DIRECTIONS FOR THIS TASK :: The answer is one number: how many lines hold the string "frente".

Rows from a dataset
>> START
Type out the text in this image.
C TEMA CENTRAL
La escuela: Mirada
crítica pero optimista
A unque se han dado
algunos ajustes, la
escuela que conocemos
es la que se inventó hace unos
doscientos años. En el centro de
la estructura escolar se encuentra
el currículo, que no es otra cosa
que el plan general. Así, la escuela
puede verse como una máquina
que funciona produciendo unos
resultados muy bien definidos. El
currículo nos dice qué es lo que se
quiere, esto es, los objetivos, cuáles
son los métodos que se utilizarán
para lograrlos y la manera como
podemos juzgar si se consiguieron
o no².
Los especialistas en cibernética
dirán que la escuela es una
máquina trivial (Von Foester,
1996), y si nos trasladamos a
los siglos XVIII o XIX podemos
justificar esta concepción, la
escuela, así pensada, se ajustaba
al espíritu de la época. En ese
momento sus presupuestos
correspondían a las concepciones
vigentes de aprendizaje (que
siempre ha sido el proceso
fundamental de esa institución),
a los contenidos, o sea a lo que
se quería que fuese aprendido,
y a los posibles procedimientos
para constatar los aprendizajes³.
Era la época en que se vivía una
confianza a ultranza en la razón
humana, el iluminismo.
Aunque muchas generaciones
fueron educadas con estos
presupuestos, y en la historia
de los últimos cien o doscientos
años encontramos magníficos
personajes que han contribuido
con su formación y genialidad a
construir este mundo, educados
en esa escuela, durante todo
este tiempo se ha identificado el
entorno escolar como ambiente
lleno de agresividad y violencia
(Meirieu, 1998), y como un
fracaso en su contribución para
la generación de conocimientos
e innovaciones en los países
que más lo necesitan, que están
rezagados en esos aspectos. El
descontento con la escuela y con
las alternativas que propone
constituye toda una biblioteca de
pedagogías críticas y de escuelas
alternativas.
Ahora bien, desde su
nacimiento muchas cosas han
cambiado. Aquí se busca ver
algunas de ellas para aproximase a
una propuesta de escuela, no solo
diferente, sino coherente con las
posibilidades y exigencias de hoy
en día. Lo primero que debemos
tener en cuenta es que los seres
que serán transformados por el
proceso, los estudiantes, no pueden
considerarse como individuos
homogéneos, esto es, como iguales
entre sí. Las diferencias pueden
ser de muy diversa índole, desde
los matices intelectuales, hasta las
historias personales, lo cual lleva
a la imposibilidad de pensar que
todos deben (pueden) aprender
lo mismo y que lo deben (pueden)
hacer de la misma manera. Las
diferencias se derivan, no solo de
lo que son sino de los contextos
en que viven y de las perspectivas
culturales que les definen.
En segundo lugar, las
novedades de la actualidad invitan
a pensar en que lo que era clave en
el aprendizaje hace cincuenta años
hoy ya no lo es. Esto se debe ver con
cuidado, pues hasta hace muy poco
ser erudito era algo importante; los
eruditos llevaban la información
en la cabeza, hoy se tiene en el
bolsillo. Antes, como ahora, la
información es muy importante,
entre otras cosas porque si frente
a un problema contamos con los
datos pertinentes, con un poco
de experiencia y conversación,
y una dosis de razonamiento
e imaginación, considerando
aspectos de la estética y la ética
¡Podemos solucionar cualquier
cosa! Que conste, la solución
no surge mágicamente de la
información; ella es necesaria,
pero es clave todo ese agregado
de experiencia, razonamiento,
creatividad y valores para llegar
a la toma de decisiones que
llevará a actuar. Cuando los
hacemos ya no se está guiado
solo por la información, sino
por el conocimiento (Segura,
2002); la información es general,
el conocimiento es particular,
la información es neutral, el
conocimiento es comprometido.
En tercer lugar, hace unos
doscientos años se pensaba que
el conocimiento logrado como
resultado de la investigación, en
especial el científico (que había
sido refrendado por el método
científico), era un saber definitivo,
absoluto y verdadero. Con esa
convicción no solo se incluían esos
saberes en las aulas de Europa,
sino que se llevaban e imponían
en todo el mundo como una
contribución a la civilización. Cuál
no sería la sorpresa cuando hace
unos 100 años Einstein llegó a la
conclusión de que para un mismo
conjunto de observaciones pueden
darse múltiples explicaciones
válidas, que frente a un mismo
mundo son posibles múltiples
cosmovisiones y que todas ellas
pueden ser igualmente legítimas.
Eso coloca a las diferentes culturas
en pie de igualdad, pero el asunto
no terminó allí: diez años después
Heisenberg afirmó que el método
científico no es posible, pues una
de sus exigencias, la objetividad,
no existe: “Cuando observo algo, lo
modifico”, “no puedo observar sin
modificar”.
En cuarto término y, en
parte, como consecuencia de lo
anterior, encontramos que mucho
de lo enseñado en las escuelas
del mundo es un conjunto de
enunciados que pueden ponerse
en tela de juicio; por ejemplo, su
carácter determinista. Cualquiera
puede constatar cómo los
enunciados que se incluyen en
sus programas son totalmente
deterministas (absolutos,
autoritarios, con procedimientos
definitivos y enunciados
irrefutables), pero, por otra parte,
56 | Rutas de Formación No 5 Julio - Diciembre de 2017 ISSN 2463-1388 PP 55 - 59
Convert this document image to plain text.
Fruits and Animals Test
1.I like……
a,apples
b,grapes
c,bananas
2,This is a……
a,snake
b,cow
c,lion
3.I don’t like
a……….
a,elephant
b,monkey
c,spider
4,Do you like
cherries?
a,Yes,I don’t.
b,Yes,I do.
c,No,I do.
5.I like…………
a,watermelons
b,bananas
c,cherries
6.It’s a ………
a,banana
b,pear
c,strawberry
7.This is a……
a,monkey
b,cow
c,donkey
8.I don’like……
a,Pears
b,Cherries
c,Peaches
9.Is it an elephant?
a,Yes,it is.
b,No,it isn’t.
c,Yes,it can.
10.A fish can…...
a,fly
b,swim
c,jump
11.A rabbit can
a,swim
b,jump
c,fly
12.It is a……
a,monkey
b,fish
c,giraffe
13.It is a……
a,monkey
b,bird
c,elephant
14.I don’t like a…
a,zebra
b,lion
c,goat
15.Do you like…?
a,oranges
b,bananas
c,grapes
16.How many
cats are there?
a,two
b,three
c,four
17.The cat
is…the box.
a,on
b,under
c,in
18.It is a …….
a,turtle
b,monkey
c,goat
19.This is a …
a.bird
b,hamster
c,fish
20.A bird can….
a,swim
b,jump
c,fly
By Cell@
>> END
EXERCISE RESULT :: 2